**TEXT SHOWN**.
• • • • •

Advertisement
If you have a new account but are having problems posting or verifying your account, please email us on hello@boards.ie for help. Thanks :)
Hello all! Please ensure that you are posting a new thread or question in the appropriate forum. The Feedback forum is overwhelmed with questions that are having to be moved elsewhere. If you need help to verify your account contact hello@boards.ie
Hi there,
There is an issue with role permissions that is being worked on at the moment.
If you are having trouble with access or permissions on regional forums please post here to get access: https://www.boards.ie/discussion/2058365403/you-do-not-have-permission-for-that#latest

password algorithms

  • 10-03-2007 6:16pm
    #1
    Closed Accounts Posts: 1,567 ✭✭✭


    ;
    ; ok, this probably won't interest many, but i believe its interesting, in terms of password algorithm design.
    ; (being the nerd i am with too much time on my hands) what the heck..
    ; md5crypt shows subtle weaknesses and shortcuts which shouldn't be available to potential attackers
    ; in possession of password databases.
    ;
    ; the incomplete assembly code and macros here, assume to process less than or equal to 8 bytes of salt,
    ; less than 16 bytes of a password, (which with the 1000 iteration loop, in C below, should not
    ; exceed 56 bytes of a buffer size) to process in md5_block_x86
    ;
    ; it is recommended that if using md5crypt() algorithm, a 16 byte salt be used instead
    ; of "normal" 7-8 bytes, and atleast an 8 byte (>16 is better) password, to ensure greater security of the hash.
    ;
    ; a 16 byte salt is recommended, because many people may not easily remember a password greater than 8 bytes and less
    ; than 16 in length, or more of course..and mainly because crackers only target passwords less than 16 bytes.
    ; (i'm not talking about "passphrases" here, just incase the zealots want to interrupt.They are definitely better,i agree)
    ;
    ; some services which use md5crypt() may restrict a password to a predefined length,perhaps generated randomly
    ; for initial access to a apache website.
    ;
    ; for a more secure password algorithm, use bcrypt() from openbsd.. but, using blowfish CBC mode instead of ECB :)
    ; bcrypt() was definitely well thought of IMHO, but could certainly be improved exponentially simply by using CBC mode.
    ; there is no performance hit, but for the attacker,yes ;)
    ;
    ; benchmarks
    ;
    ; this MMX : 6250
    ; JTR 1.7 : 5991
    : MDCrack-sse 1.82 : 5062
    ;
    ; intel plan on releasing an 80 core chip in five years, perhaps password algorithms should be designed to withstand
    ; parallel cracking, in order to preserve security of peoples passwords, should the database become compromised.

• • • • •

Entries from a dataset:
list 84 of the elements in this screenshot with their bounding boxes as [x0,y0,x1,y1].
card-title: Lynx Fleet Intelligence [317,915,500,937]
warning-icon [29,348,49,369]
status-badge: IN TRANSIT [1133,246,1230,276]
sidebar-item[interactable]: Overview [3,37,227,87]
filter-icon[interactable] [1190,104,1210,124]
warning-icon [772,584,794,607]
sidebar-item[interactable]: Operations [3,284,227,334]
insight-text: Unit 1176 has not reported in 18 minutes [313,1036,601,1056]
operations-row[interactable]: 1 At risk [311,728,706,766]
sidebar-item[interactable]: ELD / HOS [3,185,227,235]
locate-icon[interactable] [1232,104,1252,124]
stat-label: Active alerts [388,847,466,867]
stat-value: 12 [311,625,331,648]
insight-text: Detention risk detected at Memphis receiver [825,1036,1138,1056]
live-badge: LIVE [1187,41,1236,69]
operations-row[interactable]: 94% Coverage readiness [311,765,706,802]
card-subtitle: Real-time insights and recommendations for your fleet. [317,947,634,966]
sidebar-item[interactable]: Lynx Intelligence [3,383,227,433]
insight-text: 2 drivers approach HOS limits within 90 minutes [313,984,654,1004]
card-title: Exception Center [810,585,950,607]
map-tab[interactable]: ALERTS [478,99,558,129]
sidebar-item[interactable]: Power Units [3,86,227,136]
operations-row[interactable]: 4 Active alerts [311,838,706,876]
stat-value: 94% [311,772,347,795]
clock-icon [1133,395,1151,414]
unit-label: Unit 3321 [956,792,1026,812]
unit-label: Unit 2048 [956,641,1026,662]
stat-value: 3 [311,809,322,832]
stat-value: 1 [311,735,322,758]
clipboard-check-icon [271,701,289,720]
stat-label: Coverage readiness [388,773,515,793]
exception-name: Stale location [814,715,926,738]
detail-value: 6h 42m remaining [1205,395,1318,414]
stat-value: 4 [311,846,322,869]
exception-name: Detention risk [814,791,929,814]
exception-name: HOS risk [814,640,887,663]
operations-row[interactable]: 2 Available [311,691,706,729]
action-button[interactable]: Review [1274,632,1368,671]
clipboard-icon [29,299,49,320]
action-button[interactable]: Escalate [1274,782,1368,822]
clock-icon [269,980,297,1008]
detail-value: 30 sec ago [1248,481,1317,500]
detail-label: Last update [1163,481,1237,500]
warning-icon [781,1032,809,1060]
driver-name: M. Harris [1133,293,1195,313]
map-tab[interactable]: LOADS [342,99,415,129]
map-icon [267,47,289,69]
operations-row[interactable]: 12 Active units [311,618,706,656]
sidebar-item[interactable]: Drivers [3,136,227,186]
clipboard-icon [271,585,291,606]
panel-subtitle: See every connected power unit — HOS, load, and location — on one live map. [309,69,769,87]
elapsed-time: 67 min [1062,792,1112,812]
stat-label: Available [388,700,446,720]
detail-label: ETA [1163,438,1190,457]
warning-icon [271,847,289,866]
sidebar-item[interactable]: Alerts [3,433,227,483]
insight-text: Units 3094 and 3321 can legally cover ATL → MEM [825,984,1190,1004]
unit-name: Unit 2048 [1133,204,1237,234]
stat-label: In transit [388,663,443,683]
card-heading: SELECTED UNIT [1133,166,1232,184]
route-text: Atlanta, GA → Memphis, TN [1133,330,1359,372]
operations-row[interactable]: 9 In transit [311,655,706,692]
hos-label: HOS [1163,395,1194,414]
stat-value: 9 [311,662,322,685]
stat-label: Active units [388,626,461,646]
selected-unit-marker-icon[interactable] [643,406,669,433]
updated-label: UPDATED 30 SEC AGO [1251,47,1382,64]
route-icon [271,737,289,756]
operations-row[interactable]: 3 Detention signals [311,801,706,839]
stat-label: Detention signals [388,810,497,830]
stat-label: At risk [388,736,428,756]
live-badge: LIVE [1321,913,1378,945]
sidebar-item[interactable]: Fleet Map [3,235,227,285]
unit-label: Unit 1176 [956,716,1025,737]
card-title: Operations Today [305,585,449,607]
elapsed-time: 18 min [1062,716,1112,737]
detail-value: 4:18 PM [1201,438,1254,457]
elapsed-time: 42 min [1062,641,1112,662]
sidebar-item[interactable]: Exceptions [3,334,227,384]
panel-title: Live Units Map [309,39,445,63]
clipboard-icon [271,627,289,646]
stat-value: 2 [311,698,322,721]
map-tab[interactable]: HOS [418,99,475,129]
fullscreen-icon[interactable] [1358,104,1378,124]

• • • • •

**TO-DO LIST**.
**a.** Rewrite the part of the password algorithms post that opens with the words containing "If you are having" and closes with "what the heck..", putting "geek" in place of "nerd".
**b.** Write the next part of the forum post on password algorithms, picking up after its last sentence.
These records were drawn from a separate source.

**OUTPUTS**.
**a.**
If you are having trouble with access or permissions on regional forums please post here to get access: https://www.boards.ie/discussion/2058365403/you-do-not-have-permission-for-that#latest

password algorithms

  • 10-03-2007 6:16pm
    #1
    Closed Accounts Posts: 1,567 ✭✭✭


    ;
    ; ok, this probably won't interest many, but i believe its interesting, in terms of password algorithm design.
    ; (being the geek i am with too much time on my hands) what the heck..

**b.**
    ;
    ; some information was gathered from work by polska, http://www.insidepro.com/

    ; this loop is the main processing of md5crypt()/Apache MD5 passwords.

    [PHP]comment ~ history

    /*
    * And now, just to make sure things don't run too fast. On a 60 MHz
    * Pentium this takes 34 msec, so you would need 30 seconds to build
    * a 1000 entry dictionary...
    */
    for (i = 0; i < 1000; i++) {
    MD5Init(&ctx1);

    if ((i & 1) != 0)
    MD5Update(&ctx1, (const unsigned char *)pw, pwl);
    else
    MD5Update(&ctx1, final, 16);

    if ((i % 3) != 0)
    MD5Update(&ctx1, (const unsigned char *)sp, sl);

    if ((i % 7) != 0)
    MD5Update(&ctx1, (const unsigned char *)pw, pwl);

    if ((i & 1) != 0)
    MD5Update(&ctx1, final, 16);
    else
    MD5Update(&ctx1, (const unsigned char *)pw, pwl);

    MD5Final(final, &ctx1);
    }

    md5_block_x86 proto


    .data
    _new db 64 dup (?)

    .code

    main_md5_loop macro
    local i_index

    i_index = 0

    while i_index lt 1000

    lea edi,[_new] ; zero initialize buffer
    push edi
    mov ecx,64/4
    xor eax,eax
    rep stosd
    pop edi

    if i_index and 1
    mov ecx,pwl
    mov ebx,pwl
    mov esi,[pw]
    rep movsb
    else
    mov ecx,16/4
    mov ebx,16
    lea esi,[final]
    rep movsd
    endif

    if i_index mod 3
    mov ecx,sl
    add ebx,sl
    mov esi,[_sp]
    rep movsb
    endif

    if i_index mod 7
    mov ecx,pwl
    add ebx,pwl
    mov esi,[pw]
    rep movsb
    endif

    if i_index and 1
    mov ecx,16/4
    add ebx,16
    lea esi,[final]
    rep movsd
    else
    mov ecx,pwl
    add ebx,pwl
    mov esi,[pw]
    rep movsb
    endif

    lea esi,[_new]
    lea eax,[ebx*8] ; calculate number of bits
    mov byte ptr [esi+ebx],80h ; add the end bit
    mov dword ptr [esi+56],eax ; add number of bits

    lea edi,[final] ; where to save context
    call md5_block_x86

    i_index = i_index + 1
    endm
    endm

    here is using MMX registers.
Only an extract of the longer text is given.